Every entry must be echoed exactly.
— Start Recorded data —
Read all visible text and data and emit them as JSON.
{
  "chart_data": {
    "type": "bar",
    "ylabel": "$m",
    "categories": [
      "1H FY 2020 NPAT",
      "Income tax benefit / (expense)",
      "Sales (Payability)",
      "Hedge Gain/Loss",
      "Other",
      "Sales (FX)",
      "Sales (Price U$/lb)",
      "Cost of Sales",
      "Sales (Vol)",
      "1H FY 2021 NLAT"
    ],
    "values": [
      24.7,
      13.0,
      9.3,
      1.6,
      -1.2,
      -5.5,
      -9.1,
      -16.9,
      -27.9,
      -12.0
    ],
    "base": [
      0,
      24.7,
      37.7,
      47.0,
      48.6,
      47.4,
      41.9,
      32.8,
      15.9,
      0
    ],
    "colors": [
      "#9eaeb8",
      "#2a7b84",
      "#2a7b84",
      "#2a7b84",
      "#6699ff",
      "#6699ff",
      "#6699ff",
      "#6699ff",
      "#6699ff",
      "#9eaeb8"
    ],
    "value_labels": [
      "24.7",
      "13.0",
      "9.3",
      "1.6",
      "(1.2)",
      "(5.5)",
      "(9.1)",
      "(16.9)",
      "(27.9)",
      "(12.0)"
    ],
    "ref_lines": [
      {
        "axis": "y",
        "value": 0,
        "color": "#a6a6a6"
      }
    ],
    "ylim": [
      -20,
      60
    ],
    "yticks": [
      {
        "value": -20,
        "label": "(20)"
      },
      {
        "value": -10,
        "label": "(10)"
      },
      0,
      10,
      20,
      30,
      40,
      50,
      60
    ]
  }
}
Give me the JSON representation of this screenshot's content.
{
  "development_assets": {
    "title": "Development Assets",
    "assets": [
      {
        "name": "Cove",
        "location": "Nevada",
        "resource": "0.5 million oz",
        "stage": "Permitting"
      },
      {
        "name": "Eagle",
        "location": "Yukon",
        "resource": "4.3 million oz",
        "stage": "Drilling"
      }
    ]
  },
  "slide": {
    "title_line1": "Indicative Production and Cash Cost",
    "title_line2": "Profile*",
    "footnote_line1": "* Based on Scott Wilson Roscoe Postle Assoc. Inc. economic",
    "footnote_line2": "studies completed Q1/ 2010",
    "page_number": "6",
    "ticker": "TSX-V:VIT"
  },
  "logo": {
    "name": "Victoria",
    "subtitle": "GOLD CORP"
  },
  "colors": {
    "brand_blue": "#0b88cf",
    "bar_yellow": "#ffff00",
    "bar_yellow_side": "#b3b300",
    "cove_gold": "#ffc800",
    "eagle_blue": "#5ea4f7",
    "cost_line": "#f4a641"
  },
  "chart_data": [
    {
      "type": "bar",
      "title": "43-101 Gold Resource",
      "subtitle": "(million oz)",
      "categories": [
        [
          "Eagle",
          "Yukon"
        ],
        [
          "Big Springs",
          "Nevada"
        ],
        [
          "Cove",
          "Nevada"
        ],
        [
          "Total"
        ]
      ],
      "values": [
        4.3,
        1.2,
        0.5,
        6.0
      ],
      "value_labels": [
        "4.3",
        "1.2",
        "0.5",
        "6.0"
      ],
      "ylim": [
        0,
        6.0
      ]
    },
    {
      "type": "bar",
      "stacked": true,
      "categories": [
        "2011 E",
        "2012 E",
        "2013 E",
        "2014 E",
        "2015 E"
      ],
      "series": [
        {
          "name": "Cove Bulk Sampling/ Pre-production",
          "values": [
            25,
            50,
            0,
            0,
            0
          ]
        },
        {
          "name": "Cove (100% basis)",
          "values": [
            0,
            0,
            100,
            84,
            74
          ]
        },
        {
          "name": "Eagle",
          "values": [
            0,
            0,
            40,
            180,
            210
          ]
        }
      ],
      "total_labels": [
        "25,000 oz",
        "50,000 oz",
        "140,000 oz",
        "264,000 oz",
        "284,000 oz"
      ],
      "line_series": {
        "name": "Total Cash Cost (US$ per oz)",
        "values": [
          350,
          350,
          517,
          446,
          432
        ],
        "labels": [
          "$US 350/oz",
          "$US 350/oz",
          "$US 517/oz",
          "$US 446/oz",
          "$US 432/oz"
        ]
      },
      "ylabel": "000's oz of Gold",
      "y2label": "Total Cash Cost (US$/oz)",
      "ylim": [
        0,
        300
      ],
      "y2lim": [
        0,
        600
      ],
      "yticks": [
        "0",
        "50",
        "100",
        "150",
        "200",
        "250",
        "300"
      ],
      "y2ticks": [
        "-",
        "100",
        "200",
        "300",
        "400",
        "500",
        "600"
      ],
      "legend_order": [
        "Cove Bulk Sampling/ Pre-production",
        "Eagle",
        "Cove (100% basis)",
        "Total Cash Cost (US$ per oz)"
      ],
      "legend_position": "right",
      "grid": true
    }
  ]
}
— End Recorded data —
Completed task:
Read all visible text and data and emit them as JSON.
{
  "chart_data": {
    "type": "bar",
    "ylabel": "$m",
    "categories": [
      "1H FY 2020 NPAT",
      "Income tax benefit / (expense)",
      "Sales (Payability)",
      "Hedge Gain/Loss",
      "Other",
      "Sales (FX)",
      "Sales (Price U$/lb)",
      "Cost of Sales",
      "Sales (Vol)",
      "1H FY 2021 NLAT"
    ],
    "values": [
      24.7,
      13.0,
      9.3,
      1.6,
      -1.2,
      -5.5,
      -9.1,
      -16.9,
      -27.9,
      -12.0
    ],
    "base": [
      0,
      24.7,
      37.7,
      47.0,
      48.6,
      47.4,
      41.9,
      32.8,
      15.9,
      0
    ],
    "colors": [
      "#9eaeb8",
      "#2a7b84",
      "#2a7b84",
      "#2a7b84",
      "#6699ff",
      "#6699ff",
      "#6699ff",
      "#6699ff",
      "#6699ff",
      "#9eaeb8"
    ],
    "value_labels": [
      "24.7",
      "13.0",
      "9.3",
      "1.6",
      "(1.2)",
      "(5.5)",
      "(9.1)",
      "(16.9)",
      "(27.9)",
      "(12.0)"
    ],
    "ref_lines": [
      {
        "axis": "y",
        "value": 0,
        "color": "#a6a6a6"
      }
    ],
    "ylim": [
      -20,
      60
    ],
    "yticks": [
      {
        "value": -20,
        "label": "(20)"
      },
      {
        "value": -10,
        "label": "(10)"
      },
      0,
      10,
      20,
      30,
      40,
      50,
      60
    ]
  }
}
Give me the JSON representation of this screenshot's content.
{
  "development_assets": {
    "title": "Development Assets",
    "assets": [
      {
        "name": "Cove",
        "location": "Nevada",
        "resource": "0.5 million oz",
        "stage": "Permitting"
      },
      {
        "name": "Eagle",
        "location": "Yukon",
        "resource": "4.3 million oz",
        "stage": "Drilling"
      }
    ]
  },
  "slide": {
    "title_line1": "Indicative Production and Cash Cost",
    "title_line2": "Profile*",
    "footnote_line1": "* Based on Scott Wilson Roscoe Postle Assoc. Inc. economic",
    "footnote_line2": "studies completed Q1/ 2010",
    "page_number": "6",
    "ticker": "TSX-V:VIT"
  },
  "logo": {
    "name": "Victoria",
    "subtitle": "GOLD CORP"
  },
  "colors": {
    "brand_blue": "#0b88cf",
    "bar_yellow": "#ffff00",
    "bar_yellow_side": "#b3b300",
    "cove_gold": "#ffc800",
    "eagle_blue": "#5ea4f7",
    "cost_line": "#f4a641"
  },
  "chart_data": [
    {
      "type": "bar",
      "title": "43-101 Gold Resource",
      "subtitle": "(million oz)",
      "categories": [
        [
          "Eagle",
          "Yukon"
        ],
        [
          "Big Springs",
          "Nevada"
        ],
        [
          "Cove",
          "Nevada"
        ],
        [
          "Total"
        ]
      ],
      "values": [
        4.3,
        1.2,
        0.5,
        6.0
      ],
      "value_labels": [
        "4.3",
        "1.2",
        "0.5",
        "6.0"
      ],
      "ylim": [
        0,
        6.0
      ]
    },
    {
      "type": "bar",
      "stacked": true,
      "categories": [
        "2011 E",
        "2012 E",
        "2013 E",
        "2014 E",
        "2015 E"
      ],
      "series": [
        {
          "name": "Cove Bulk Sampling/ Pre-production",
          "values": [
            25,
            50,
            0,
            0,
            0
          ]
        },
        {
          "name": "Cove (100% basis)",
          "values": [
            0,
            0,
            100,
            84,
            74
          ]
        },
        {
          "name": "Eagle",
          "values": [
            0,
            0,
            40,
            180,
            210
          ]
        }
      ],
      "total_labels": [
        "25,000 oz",
        "50,000 oz",
        "140,000 oz",
        "264,000 oz",
        "284,000 oz"
      ],
      "line_series": {
        "name": "Total Cash Cost (US$ per oz)",
        "values": [
          350,
          350,
          517,
          446,
          432
        ],
        "labels": [
          "$US 350/oz",
          "$US 350/oz",
          "$US 517/oz",
          "$US 446/oz",
          "$US 432/oz"
        ]
      },
      "ylabel": "000's oz of Gold",
      "y2label": "Total Cash Cost (US$/oz)",
      "ylim": [
        0,
        300
      ],
      "y2lim": [
        0,
        600
      ],
      "yticks": [
        "0",
        "50",
        "100",
        "150",
        "200",
        "250",
        "300"
      ],
      "y2ticks": [
        "-",
        "100",
        "200",
        "300",
        "400",
        "500",
        "600"
      ],
      "legend_order": [
        "Cove Bulk Sampling/ Pre-production",
        "Eagle",
        "Cove (100% basis)",
        "Total Cash Cost (US$ per oz)"
      ],
      "legend_position": "right",
      "grid": true
    }
  ]
}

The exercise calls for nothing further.